#### EXERCISE
Copy each line below that includes "Designed".

#### GIVEN RECORDS
---+---
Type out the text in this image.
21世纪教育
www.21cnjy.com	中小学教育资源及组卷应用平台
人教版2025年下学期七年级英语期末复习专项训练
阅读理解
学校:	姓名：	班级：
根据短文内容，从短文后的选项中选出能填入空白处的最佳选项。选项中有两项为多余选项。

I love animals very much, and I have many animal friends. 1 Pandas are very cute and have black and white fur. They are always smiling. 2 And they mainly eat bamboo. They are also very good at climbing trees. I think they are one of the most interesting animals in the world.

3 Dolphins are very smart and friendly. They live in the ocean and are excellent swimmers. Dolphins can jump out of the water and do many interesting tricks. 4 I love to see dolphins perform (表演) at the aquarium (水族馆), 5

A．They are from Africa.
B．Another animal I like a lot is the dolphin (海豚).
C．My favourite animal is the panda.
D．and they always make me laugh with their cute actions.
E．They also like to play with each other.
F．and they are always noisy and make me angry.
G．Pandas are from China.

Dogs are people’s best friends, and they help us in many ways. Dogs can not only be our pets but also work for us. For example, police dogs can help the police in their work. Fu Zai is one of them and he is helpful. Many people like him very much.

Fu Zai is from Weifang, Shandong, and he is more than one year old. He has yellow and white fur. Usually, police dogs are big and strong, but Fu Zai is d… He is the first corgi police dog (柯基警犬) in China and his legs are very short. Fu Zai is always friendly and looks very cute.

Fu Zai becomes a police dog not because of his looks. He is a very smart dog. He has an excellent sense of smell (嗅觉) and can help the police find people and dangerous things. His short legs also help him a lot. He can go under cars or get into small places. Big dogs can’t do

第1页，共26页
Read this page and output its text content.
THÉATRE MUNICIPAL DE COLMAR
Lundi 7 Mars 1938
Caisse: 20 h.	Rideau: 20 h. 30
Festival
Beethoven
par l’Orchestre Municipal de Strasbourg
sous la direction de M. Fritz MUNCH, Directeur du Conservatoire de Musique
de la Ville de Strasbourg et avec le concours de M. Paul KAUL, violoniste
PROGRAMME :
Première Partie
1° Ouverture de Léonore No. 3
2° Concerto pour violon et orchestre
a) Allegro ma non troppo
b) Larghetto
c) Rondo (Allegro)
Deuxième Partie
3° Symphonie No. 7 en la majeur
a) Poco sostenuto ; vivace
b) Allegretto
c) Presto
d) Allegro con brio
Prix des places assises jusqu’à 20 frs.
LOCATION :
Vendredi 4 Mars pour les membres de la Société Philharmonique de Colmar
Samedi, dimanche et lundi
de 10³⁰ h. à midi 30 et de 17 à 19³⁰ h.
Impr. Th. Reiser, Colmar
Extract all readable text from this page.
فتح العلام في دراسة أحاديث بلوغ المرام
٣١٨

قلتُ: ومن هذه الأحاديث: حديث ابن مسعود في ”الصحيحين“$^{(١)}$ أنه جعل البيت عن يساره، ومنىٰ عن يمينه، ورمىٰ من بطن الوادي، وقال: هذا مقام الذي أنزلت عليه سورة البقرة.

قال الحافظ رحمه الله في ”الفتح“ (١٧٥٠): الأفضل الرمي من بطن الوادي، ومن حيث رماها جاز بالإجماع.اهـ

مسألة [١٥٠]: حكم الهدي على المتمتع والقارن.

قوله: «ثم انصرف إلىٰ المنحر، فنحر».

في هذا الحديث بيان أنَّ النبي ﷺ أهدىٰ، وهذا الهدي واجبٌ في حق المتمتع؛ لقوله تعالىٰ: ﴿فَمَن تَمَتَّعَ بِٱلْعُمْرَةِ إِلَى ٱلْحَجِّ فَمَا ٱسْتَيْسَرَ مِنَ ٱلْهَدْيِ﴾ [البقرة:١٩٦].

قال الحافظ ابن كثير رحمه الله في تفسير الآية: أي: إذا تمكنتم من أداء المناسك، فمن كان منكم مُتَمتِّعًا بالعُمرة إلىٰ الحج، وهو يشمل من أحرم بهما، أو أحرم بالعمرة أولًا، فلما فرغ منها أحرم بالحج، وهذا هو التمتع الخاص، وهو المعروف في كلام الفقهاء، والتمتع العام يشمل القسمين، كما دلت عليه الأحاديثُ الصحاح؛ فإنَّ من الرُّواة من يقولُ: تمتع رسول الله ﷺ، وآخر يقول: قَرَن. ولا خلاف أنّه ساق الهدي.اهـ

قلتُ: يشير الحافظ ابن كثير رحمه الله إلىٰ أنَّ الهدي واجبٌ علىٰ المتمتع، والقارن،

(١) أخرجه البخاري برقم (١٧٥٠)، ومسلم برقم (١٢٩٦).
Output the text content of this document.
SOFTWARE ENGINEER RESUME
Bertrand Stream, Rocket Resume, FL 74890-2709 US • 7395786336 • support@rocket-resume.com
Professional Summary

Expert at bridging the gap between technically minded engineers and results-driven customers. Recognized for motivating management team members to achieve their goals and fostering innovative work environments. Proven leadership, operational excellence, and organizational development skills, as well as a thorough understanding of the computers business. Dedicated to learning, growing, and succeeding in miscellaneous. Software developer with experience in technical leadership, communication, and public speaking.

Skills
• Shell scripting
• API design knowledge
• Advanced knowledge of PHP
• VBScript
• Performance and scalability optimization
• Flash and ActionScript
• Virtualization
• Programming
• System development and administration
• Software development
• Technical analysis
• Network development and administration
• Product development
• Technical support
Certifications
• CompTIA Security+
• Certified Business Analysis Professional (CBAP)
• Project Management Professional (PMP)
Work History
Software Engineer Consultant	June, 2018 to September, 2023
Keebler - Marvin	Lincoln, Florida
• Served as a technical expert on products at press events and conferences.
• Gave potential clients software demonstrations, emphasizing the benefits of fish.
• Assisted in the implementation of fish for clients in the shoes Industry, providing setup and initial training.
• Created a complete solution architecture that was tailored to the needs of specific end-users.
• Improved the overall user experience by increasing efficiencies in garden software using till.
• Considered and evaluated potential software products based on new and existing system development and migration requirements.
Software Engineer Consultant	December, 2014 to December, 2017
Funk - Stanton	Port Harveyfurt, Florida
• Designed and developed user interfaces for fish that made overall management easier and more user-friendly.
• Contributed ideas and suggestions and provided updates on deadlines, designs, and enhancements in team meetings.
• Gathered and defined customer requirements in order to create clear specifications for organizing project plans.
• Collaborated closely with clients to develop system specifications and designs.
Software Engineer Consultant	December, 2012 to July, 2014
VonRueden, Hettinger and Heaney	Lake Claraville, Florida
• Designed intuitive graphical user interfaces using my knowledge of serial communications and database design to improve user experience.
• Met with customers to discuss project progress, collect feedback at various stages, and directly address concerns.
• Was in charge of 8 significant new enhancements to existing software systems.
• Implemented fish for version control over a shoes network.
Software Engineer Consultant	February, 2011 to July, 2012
---+---
#### FULL OUTPUT
• Designed and developed user interfaces for fish that made overall management easier and more user-friendly.
• Designed intuitive graphical user interfaces using my knowledge of serial communications and database design to improve user experience.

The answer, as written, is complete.